====== Supplied data
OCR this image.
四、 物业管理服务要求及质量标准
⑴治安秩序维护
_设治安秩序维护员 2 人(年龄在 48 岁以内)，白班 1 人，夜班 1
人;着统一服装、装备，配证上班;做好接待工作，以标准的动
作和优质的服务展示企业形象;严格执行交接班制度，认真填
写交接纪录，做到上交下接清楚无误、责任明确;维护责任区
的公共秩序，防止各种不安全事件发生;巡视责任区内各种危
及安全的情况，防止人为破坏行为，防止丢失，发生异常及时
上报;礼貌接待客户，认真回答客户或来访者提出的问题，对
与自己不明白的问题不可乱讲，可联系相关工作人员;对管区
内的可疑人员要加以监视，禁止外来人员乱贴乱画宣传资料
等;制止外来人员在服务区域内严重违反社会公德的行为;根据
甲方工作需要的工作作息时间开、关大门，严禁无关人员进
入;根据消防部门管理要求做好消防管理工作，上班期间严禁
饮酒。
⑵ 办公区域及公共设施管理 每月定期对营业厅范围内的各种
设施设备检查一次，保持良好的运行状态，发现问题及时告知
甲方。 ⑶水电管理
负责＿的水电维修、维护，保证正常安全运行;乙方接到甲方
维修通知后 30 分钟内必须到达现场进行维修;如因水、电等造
============
#### Given exercise:
All of the material must be reproduced exactly.

#### Response for this exercise:
OCR this image.
四、 物业管理服务要求及质量标准
⑴治安秩序维护
_设治安秩序维护员 2 人(年龄在 48 岁以内)，白班 1 人，夜班 1
人;着统一服装、装备，配证上班;做好接待工作，以标准的动
作和优质的服务展示企业形象;严格执行交接班制度，认真填
写交接纪录，做到上交下接清楚无误、责任明确;维护责任区
的公共秩序，防止各种不安全事件发生;巡视责任区内各种危
及安全的情况，防止人为破坏行为，防止丢失，发生异常及时
上报;礼貌接待客户，认真回答客户或来访者提出的问题，对
与自己不明白的问题不可乱讲，可联系相关工作人员;对管区
内的可疑人员要加以监视，禁止外来人员乱贴乱画宣传资料
等;制止外来人员在服务区域内严重违反社会公德的行为;根据
甲方工作需要的工作作息时间开、关大门，严禁无关人员进
入;根据消防部门管理要求做好消防管理工作，上班期间严禁
饮酒。
⑵ 办公区域及公共设施管理 每月定期对营业厅范围内的各种
设施设备检查一次，保持良好的运行状态，发现问题及时告知
甲方。 ⑶水电管理
负责＿的水电维修、维护，保证正常安全运行;乙方接到甲方
维修通知后 30 分钟内必须到达现场进行维修;如因水、电等造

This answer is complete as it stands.